→ Texte fourni
# # # # #

Nous pouvons, ne pas nous aimer les uns les autres comme je l’ai dit. Nous pouvons même nous détester les uns les autres. Mais aucun de nous, quel qu’il soit n’est investi d’un droit quelconque qui doit le pousser à douter même un seul instant du droit inaliénable de chacune de nos communautés d’appartenir à part égale et entière à cette Mauritanie bâtie sur une diversité ethnique historique, et légendaire qui est soudée sur des valeurs morales et sociales de fraternité.

Quand un raciste usurpe des réalités historiques incontestables.

Ce que Ould Nah a fait, quelles que soient les raisons qui l’ont poussé à le faire, n’est pas une provocation injurieuse qui vise uniquement les Halpoulars. Cette provocation vise la cohabitation dans notre pays encore en convalescence.

De mon avis, elle ne devait pas déclencher seulement des réactions de riposte et de protestations de la part du FRUD (le Front Républicain pour la Démocratie, de « Touche Pas à ma Nationalité », des avocats Idriss Sow et Alassane Touré ou du collectif du Fleg. En plus de toutes les réactions justifiées de Kadiata Malick Diallo, de Lô Gourmo, des anonymes(Maestro et Hamaodo commentateurs sur Cridem), elle devait aussi provoquer les réactions et faire réagir tous les Mohamed, tous les Brahim, tous les Sidi, tous les Guèye, tous les Diawara parce que comme l’a si bien dit Kadiata Malick Diallo la députée : « ces actes sont graves et menacent même les fondements de l’Unité Nationale ».

# # # # #

[Entrées de boîtes englobantes]

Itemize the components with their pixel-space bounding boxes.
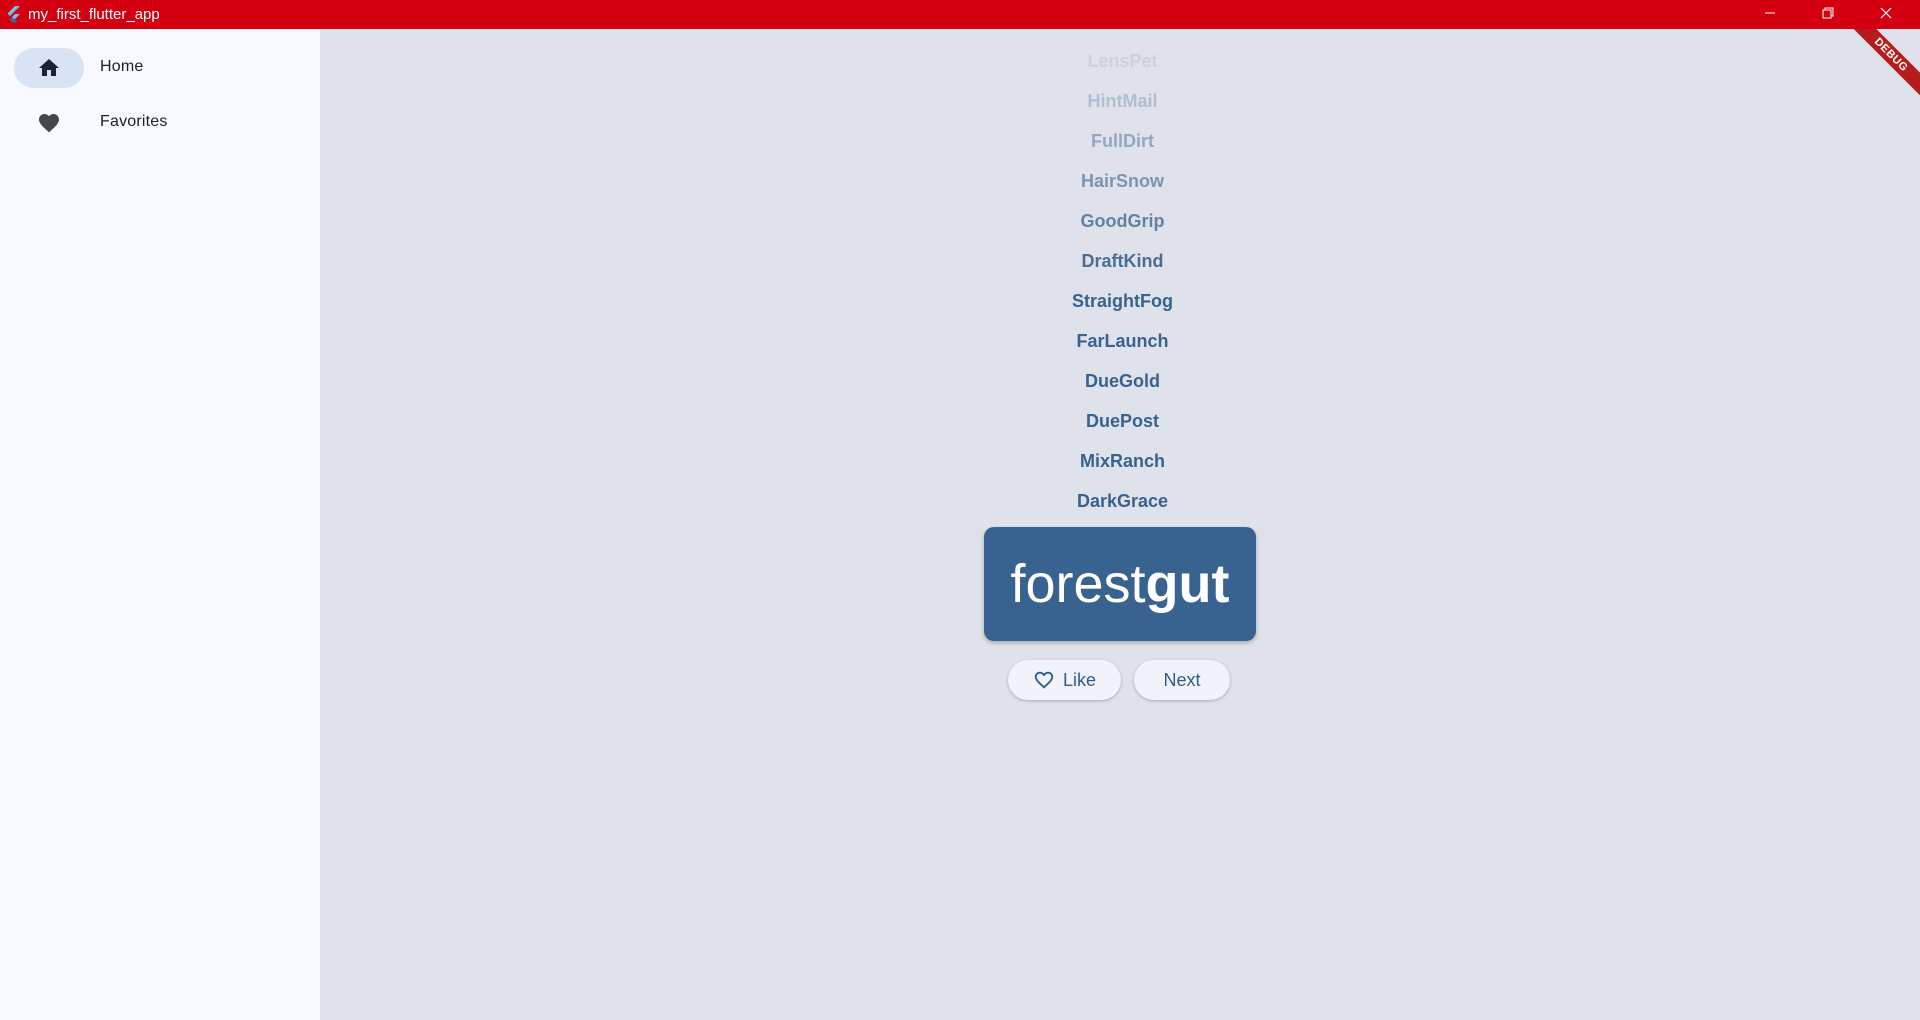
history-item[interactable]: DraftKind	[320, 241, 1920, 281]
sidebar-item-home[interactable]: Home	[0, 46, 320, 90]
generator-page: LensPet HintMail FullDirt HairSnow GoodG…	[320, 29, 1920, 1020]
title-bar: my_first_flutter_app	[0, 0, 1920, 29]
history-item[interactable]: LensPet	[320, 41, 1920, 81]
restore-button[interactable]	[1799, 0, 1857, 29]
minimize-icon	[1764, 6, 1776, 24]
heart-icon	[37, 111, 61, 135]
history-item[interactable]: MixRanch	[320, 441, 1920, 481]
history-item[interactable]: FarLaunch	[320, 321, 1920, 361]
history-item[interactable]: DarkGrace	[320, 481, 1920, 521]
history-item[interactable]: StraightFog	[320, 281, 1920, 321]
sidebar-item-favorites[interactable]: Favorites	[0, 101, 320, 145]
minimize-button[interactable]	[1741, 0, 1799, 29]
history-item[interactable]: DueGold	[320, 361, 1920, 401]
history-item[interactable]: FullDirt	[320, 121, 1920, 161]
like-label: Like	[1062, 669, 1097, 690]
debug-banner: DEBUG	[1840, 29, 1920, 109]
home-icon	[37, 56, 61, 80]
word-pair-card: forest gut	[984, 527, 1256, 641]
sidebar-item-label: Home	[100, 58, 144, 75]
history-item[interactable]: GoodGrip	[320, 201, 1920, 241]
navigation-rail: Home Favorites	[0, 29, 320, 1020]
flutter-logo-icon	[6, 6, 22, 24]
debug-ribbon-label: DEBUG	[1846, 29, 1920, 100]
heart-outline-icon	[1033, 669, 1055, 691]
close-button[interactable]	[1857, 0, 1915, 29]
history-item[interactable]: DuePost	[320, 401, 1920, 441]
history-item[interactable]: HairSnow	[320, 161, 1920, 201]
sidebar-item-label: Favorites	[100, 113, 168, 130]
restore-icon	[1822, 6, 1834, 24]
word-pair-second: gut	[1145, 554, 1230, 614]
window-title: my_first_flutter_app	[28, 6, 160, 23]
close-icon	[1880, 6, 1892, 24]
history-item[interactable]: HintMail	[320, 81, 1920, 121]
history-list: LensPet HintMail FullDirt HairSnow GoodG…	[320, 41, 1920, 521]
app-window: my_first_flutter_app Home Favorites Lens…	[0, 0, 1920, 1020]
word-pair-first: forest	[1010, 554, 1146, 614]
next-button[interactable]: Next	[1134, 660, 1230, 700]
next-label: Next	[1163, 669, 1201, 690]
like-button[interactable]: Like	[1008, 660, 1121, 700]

# # # # #

→ Tâches à accomplir
• A. Présentez sous forme de liste numérotée les enregistrements, en commençant par la ligne qui contient « 241, 1920, 281] » et en terminant par celle qui contient « 669, 1097, 690] », sans les lignes vides.
• B. Rédigez la suite du texte sur la cohabitation des communautés en Mauritanie, à partir de sa dernière phrase.

→ Tâches résolues
• A.
1. history-item[interactable]: DraftKind	[320, 241, 1920, 281]
2. sidebar-item-home[interactable]: Home	[0, 46, 320, 90]
3. generator-page: LensPet HintMail FullDirt HairSnow GoodG…	[320, 29, 1920, 1020]
4. title-bar: my_first_flutter_app	[0, 0, 1920, 29]
5. history-item[interactable]: LensPet	[320, 41, 1920, 81]
6. restore-button[interactable]	[1799, 0, 1857, 29]
7. minimize-icon	[1764, 6, 1776, 24]
8. heart-icon	[37, 111, 61, 135]
9. history-item[interactable]: MixRanch	[320, 441, 1920, 481]
10. history-item[interactable]: FarLaunch	[320, 321, 1920, 361]
11. history-item[interactable]: DarkGrace	[320, 481, 1920, 521]
12. history-item[interactable]: StraightFog	[320, 281, 1920, 321]
13. sidebar-item-favorites[interactable]: Favorites	[0, 101, 320, 145]
14. minimize-button[interactable]	[1741, 0, 1799, 29]
15. history-item[interactable]: DueGold	[320, 361, 1920, 401]
16. history-item[interactable]: FullDirt	[320, 121, 1920, 161]
17. like-label: Like	[1062, 669, 1097, 690]

• B.
De tels propos doivent être dénoncés par chacun de nous tous qu’il soit Pulaars, soninkés, Wolofs ou maures pluriels. Parce que simplement, nous avons été tous offensés à travers nos frères halpoularen.

Ould Nah, a joué avec un feu qui brule nos doigts.

On savait certains mauritaniens capables de tout. Certains même, capables de « pacser » avec le Diable pour des intérêts matériels.

On savait aussi que nous vivons avec des mauritaniens de toutes couleurs qui passent des longueurs de journées à amplifier les paroles du Satan pour diviser et créer des environnements hostiles à la cohabitation nationale. Nous savons tous qu’il y’a des mauritaniens (maures et noirs) dont les loisirs sont les cultures de la haine pour détruire les socles déjà fragiles de l’unité nationale secouée par les événements sanglants de 1966 et leur récidive de1989.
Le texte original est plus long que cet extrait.